___ Data provided ___

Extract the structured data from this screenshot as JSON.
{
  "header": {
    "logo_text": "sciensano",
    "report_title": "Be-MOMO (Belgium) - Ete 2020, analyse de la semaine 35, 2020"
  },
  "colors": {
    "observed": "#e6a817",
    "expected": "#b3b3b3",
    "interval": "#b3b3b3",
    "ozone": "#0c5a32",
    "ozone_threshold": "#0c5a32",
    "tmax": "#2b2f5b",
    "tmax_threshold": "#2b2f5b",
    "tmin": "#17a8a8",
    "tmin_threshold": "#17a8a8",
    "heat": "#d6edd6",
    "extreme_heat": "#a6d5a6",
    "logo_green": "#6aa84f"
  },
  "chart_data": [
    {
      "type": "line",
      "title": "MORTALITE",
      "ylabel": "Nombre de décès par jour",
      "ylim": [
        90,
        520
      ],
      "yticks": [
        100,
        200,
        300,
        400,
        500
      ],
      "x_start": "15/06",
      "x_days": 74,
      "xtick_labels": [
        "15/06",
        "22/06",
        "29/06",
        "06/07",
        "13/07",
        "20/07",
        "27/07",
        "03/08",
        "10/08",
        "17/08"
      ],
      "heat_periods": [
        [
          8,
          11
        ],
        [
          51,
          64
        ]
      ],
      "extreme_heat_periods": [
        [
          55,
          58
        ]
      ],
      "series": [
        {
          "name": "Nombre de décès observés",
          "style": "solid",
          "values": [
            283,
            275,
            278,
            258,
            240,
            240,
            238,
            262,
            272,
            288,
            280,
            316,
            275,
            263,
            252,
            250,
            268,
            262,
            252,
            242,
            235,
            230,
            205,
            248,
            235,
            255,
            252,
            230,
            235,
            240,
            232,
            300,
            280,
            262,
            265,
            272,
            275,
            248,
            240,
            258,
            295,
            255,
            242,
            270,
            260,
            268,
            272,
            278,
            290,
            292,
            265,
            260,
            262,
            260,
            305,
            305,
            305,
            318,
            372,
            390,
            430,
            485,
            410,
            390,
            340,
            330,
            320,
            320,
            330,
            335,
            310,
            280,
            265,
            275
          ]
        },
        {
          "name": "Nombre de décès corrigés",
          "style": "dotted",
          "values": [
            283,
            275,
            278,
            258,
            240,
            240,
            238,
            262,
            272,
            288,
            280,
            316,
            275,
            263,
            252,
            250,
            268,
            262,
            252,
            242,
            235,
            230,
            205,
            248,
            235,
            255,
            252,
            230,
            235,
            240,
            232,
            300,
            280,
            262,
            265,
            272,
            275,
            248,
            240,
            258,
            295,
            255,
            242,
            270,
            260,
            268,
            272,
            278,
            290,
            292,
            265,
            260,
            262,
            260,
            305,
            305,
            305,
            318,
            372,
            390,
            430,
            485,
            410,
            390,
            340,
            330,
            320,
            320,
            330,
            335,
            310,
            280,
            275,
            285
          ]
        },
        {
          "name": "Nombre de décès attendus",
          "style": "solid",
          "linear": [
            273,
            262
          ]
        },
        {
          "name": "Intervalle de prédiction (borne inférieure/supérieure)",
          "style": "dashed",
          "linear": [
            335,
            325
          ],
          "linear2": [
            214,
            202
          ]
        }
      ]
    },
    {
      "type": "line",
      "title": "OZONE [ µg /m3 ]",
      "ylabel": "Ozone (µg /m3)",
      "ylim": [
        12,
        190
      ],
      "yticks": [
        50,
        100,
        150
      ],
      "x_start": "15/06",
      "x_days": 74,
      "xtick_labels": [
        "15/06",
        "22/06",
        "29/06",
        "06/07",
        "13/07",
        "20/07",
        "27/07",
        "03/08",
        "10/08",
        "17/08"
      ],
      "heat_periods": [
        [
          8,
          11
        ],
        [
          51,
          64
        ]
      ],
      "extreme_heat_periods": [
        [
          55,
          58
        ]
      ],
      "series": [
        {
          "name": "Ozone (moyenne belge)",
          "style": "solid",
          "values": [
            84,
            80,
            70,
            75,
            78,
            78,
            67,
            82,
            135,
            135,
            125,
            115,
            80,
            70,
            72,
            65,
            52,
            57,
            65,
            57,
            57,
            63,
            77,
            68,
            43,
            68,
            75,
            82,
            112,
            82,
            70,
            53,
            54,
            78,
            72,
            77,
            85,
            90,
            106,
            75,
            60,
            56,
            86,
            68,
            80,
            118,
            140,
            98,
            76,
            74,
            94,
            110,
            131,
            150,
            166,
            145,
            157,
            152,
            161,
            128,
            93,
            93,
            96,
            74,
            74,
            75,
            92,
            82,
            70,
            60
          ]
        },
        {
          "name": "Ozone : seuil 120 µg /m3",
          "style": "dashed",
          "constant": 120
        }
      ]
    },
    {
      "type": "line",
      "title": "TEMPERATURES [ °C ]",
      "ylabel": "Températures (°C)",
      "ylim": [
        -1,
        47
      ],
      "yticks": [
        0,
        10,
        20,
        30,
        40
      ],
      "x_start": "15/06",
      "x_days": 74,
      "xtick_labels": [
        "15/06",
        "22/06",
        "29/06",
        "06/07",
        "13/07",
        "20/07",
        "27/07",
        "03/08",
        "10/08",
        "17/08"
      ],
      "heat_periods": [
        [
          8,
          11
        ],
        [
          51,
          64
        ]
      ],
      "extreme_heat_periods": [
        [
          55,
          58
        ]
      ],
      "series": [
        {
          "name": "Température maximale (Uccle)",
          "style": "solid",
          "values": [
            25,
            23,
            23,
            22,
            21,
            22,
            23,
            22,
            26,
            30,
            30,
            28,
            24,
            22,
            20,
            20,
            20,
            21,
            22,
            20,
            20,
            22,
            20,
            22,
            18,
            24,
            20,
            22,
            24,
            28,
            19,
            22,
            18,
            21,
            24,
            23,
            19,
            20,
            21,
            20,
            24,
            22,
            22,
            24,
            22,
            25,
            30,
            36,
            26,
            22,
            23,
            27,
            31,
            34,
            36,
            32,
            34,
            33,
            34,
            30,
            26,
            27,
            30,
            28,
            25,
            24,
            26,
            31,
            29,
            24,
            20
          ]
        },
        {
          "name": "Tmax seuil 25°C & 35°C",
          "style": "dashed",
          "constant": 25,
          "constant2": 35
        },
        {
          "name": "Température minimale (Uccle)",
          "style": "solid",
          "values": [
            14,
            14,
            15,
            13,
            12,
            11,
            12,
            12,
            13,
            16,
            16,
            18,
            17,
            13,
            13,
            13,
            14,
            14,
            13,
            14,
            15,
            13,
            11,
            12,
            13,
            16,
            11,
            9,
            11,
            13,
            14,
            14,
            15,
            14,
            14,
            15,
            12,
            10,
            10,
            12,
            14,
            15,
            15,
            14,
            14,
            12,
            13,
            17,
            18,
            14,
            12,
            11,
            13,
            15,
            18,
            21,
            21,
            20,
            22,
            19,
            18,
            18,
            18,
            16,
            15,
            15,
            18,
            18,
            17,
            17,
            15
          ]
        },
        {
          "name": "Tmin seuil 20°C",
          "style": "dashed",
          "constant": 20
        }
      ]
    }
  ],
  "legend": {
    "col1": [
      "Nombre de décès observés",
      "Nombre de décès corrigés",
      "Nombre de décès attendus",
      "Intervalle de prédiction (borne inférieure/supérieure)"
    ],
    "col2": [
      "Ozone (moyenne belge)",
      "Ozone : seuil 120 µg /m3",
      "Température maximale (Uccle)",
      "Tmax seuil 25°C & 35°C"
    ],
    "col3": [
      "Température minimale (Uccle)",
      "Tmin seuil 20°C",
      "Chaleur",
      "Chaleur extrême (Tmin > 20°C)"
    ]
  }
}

___

### Given exercise
Each line in the listing above that contains "seuil" should be copied.

### Output of the task
          "name": "Ozone : seuil 120 µg /m3",
          "name": "Tmax seuil 25°C & 35°C",
          "name": "Tmin seuil 20°C",
      "Ozone : seuil 120 µg /m3",
      "Tmax seuil 25°C & 35°C"
      "Tmin seuil 20°C",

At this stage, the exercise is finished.